— Begin MATERIAL —
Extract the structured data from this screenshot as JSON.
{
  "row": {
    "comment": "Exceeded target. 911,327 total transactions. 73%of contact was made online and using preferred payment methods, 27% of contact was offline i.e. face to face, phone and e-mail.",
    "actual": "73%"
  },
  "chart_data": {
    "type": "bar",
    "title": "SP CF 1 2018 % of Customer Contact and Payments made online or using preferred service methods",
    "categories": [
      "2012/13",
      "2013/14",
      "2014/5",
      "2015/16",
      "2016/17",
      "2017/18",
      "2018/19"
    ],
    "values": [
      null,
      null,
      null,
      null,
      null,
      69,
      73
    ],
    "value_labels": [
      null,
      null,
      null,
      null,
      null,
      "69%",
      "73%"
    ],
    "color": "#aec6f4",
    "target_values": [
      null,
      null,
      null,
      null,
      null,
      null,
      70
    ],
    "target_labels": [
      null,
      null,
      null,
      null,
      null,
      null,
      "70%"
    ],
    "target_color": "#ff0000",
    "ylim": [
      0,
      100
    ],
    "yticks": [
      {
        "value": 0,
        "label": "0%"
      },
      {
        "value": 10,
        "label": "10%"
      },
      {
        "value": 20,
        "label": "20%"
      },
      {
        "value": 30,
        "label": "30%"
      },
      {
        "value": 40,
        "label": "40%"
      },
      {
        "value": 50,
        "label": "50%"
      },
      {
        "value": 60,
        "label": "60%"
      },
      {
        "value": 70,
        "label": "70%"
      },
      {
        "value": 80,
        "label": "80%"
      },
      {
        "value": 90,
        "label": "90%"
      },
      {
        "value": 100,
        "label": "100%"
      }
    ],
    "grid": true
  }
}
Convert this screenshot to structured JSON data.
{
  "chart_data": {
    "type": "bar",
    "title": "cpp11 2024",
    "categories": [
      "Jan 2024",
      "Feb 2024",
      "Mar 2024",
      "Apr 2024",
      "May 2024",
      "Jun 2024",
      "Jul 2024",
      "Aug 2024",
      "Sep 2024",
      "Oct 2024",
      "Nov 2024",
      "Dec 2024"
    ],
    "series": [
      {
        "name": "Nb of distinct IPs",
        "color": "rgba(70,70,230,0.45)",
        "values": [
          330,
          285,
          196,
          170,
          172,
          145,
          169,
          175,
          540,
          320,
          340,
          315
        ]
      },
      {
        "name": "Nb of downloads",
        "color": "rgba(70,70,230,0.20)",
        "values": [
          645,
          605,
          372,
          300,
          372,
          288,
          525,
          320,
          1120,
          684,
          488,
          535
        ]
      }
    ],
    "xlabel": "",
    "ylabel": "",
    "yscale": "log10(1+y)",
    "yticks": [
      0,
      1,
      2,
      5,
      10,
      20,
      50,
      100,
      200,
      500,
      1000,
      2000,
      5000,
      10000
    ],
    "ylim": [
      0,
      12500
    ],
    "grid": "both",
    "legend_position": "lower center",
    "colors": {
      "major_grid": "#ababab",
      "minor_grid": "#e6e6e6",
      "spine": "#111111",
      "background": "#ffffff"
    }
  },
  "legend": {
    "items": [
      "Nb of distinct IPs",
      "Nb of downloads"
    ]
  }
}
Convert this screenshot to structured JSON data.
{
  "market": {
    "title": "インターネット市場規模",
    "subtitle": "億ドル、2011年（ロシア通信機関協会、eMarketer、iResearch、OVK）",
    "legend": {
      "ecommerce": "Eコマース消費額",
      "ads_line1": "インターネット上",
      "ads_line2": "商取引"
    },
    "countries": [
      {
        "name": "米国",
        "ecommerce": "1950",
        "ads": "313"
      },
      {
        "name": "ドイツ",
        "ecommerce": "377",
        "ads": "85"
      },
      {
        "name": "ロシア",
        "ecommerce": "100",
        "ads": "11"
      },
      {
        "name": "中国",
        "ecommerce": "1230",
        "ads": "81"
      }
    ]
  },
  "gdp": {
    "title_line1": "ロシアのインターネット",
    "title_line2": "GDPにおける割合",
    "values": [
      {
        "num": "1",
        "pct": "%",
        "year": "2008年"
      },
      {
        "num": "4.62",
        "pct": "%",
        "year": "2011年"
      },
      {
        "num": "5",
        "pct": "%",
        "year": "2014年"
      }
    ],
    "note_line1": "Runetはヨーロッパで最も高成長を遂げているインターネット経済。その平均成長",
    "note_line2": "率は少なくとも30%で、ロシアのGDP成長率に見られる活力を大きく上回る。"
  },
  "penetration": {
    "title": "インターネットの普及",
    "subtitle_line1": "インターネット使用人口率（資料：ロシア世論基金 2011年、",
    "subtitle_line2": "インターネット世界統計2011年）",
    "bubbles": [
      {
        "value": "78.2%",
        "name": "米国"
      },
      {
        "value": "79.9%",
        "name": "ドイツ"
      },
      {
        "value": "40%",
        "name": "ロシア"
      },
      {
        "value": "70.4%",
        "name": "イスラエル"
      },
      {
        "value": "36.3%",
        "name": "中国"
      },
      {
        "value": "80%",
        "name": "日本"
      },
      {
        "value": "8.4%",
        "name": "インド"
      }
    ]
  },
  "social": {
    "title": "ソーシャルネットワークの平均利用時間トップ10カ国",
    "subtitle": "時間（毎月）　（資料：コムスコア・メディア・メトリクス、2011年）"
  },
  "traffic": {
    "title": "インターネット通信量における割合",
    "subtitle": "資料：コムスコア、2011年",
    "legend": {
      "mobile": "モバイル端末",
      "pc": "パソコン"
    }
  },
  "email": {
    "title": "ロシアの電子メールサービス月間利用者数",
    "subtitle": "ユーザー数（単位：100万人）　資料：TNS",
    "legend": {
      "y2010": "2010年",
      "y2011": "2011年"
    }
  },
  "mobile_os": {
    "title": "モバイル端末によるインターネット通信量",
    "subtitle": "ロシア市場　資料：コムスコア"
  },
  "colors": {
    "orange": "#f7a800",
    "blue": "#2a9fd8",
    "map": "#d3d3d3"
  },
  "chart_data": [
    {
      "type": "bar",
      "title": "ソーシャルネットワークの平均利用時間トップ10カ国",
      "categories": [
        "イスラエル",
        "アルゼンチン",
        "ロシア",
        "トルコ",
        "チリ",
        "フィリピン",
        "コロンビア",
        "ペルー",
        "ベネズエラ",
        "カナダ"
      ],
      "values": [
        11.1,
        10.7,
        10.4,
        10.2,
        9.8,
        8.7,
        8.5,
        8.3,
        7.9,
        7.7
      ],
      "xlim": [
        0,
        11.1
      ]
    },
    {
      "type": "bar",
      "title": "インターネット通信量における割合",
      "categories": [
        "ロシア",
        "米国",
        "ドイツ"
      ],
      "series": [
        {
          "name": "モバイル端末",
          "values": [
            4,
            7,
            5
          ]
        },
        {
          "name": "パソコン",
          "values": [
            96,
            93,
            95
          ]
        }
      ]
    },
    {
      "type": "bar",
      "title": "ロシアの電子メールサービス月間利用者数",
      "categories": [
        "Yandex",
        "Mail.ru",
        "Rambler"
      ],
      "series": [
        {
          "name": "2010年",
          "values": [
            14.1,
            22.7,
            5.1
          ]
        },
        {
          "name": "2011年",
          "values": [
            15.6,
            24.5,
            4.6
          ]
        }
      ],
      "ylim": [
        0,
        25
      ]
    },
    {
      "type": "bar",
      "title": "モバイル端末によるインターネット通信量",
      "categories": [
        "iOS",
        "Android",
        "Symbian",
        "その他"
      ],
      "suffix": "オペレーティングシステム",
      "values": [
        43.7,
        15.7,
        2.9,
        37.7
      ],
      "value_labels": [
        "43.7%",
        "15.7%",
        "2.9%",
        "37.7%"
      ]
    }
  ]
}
— End MATERIAL —
**WORK INSTRUCTIONS**
Pull every line containing the word "インターネット通信量における割合" out of the material and copy it.

**EXERCISE RESPONSE**
    "title": "インターネット通信量における割合",
      "title": "インターネット通信量における割合",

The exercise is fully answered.